PROVIDED ENTRIES:
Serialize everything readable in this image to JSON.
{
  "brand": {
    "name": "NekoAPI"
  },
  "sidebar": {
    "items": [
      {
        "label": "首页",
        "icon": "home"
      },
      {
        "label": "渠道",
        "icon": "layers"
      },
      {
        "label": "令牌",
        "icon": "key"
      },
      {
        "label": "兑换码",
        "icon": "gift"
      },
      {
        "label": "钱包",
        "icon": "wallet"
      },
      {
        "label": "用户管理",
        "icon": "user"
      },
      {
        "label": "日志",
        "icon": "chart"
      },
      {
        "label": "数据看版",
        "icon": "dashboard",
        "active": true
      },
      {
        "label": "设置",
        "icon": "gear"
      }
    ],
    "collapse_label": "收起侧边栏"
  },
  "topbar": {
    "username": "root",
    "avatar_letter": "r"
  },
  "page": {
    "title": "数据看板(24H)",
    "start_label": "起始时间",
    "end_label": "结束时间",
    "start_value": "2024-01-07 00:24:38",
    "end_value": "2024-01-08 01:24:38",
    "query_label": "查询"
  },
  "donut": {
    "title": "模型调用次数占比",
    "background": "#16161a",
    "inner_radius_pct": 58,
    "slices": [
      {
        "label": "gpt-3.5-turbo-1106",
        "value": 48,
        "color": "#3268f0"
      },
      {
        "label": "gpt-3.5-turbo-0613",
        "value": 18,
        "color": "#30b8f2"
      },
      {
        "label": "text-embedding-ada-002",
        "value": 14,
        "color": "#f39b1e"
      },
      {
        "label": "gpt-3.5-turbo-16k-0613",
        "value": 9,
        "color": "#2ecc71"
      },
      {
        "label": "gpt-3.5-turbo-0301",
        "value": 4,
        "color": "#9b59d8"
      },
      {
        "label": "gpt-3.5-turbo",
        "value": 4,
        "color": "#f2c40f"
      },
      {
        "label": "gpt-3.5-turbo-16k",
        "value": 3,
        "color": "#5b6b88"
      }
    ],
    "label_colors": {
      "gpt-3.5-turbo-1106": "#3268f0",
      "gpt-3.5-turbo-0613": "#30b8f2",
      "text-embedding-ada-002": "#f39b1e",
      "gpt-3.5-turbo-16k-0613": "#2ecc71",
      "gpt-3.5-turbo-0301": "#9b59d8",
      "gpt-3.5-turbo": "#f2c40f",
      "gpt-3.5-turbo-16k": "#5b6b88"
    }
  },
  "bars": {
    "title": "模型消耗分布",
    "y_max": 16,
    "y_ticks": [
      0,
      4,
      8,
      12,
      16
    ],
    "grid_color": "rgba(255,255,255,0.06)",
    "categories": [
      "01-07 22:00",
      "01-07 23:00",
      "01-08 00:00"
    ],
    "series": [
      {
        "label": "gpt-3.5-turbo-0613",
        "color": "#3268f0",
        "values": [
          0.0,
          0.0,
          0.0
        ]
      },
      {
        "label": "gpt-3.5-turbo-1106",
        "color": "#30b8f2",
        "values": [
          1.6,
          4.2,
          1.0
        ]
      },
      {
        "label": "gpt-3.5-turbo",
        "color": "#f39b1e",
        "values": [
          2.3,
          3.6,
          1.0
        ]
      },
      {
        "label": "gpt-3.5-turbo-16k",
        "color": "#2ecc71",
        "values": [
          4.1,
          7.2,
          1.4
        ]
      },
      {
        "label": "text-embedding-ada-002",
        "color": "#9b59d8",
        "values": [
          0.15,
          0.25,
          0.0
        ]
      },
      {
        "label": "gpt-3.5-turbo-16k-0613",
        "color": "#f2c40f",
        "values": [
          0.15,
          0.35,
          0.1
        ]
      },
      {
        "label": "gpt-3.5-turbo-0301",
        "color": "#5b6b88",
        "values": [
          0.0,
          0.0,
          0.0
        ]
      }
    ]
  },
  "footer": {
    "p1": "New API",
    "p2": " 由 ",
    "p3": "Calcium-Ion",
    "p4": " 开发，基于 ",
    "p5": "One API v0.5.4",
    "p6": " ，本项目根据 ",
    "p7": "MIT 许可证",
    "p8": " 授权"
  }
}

DIRECTIVE: Collect the complete line wherever the string "title" appears in the records.

SOLUTION FOR THIS PROBLEM:
    "title": "数据看板(24H)",
    "title": "模型调用次数占比",
    "title": "模型消耗分布",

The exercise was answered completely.